───── Provided information ─────
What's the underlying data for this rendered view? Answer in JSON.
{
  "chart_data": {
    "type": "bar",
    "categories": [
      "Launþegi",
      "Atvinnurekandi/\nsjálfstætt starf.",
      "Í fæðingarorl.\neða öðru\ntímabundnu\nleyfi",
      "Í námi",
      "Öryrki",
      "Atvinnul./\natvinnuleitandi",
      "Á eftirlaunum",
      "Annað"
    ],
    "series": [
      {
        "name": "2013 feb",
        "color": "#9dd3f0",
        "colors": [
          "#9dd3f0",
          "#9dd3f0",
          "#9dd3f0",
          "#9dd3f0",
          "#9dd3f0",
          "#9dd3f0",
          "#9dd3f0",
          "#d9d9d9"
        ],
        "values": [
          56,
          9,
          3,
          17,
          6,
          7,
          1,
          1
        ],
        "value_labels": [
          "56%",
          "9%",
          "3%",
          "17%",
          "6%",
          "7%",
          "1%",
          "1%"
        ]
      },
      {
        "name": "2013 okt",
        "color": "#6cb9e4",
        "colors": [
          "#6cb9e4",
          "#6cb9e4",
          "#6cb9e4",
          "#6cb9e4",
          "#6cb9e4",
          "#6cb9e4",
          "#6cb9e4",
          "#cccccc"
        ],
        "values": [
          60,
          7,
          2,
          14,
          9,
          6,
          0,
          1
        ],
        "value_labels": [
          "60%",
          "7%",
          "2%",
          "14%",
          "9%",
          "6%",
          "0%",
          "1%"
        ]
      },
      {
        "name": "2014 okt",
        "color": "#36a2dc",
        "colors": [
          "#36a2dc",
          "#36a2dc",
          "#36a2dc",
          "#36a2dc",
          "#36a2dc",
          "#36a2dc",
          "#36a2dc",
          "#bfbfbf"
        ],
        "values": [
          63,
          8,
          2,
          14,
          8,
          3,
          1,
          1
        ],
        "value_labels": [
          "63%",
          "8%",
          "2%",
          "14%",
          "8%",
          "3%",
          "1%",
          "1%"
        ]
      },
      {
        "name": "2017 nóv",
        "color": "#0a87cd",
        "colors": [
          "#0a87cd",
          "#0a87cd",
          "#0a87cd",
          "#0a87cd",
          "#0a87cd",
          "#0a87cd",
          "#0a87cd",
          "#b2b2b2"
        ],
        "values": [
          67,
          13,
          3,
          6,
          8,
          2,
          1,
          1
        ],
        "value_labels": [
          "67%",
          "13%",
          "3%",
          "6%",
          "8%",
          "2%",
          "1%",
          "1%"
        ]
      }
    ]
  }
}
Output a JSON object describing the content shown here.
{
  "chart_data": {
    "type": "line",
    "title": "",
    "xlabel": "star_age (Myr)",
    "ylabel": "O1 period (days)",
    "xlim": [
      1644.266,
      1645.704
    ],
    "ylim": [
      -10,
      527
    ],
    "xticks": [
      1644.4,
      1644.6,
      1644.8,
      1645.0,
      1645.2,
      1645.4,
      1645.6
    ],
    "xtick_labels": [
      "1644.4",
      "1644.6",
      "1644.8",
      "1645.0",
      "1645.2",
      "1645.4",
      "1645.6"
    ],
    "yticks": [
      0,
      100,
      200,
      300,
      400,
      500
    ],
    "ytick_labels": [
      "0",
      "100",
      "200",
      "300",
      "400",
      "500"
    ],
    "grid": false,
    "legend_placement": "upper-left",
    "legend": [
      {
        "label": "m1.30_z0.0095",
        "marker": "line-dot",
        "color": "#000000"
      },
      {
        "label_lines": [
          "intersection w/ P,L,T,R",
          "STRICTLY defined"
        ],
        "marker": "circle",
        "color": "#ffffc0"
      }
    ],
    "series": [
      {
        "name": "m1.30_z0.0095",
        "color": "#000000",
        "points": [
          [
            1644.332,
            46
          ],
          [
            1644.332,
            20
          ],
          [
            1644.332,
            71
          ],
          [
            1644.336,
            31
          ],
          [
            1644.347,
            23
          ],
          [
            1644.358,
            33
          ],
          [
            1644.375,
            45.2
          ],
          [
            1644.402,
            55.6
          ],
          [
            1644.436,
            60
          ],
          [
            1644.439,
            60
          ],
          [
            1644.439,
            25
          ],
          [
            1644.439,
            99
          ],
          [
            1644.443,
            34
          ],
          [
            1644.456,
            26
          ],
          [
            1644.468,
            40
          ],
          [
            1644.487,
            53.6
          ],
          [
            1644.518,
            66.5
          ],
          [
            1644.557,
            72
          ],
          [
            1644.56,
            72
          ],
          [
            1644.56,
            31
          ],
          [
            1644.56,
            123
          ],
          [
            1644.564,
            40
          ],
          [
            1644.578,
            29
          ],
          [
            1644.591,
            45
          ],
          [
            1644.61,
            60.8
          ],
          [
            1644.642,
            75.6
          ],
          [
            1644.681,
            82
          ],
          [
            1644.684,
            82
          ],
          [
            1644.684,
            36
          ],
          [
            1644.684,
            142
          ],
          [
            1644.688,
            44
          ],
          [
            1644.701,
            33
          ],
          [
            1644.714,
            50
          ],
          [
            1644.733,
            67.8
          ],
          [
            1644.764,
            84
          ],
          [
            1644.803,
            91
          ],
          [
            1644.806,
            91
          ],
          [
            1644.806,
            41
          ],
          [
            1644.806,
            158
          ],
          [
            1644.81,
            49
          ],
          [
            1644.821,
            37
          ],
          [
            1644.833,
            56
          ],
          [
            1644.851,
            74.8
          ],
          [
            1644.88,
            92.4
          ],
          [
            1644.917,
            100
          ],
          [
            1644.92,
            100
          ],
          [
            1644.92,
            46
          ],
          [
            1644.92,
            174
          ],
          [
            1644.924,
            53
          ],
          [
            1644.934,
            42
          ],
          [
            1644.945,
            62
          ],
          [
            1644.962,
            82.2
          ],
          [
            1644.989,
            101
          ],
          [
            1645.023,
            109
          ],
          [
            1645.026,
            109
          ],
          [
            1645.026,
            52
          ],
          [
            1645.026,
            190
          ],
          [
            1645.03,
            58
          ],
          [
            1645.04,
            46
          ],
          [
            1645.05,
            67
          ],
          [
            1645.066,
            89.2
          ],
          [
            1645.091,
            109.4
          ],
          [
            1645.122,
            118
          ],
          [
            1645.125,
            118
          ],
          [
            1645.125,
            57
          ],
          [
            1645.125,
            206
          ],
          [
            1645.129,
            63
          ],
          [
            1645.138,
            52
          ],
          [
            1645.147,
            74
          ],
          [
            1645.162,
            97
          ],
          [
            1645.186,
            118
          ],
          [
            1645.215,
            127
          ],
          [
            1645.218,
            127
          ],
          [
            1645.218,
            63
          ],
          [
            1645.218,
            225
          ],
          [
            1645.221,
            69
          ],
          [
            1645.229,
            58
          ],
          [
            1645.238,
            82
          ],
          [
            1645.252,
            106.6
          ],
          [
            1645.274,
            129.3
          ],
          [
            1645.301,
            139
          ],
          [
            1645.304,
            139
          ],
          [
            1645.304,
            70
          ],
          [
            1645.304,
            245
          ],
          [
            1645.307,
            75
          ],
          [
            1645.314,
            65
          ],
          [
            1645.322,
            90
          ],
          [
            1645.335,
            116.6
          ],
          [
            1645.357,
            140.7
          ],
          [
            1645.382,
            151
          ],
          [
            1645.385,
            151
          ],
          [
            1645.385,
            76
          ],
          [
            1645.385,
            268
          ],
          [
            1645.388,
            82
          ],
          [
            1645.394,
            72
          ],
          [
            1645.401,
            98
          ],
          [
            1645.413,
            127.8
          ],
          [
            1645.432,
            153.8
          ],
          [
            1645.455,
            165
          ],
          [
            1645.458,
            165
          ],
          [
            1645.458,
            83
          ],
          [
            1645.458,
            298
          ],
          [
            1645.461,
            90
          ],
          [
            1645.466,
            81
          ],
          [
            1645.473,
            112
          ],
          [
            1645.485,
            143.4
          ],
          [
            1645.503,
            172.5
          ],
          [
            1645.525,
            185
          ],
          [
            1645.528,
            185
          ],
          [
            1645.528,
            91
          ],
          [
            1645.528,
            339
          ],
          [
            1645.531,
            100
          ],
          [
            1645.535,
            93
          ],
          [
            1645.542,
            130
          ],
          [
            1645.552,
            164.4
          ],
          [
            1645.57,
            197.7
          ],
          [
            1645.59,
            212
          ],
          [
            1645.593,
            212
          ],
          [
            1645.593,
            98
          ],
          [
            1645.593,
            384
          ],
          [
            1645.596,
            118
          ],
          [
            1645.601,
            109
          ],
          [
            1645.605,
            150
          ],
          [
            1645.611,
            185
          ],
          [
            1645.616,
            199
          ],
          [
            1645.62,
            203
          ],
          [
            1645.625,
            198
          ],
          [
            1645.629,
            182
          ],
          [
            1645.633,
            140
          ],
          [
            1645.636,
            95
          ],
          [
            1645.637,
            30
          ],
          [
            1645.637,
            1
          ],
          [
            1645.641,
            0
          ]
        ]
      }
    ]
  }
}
─────
**Task prompt:** State the number of lines above that hold the string "JSON", with nothing added.

**Completed task:** 2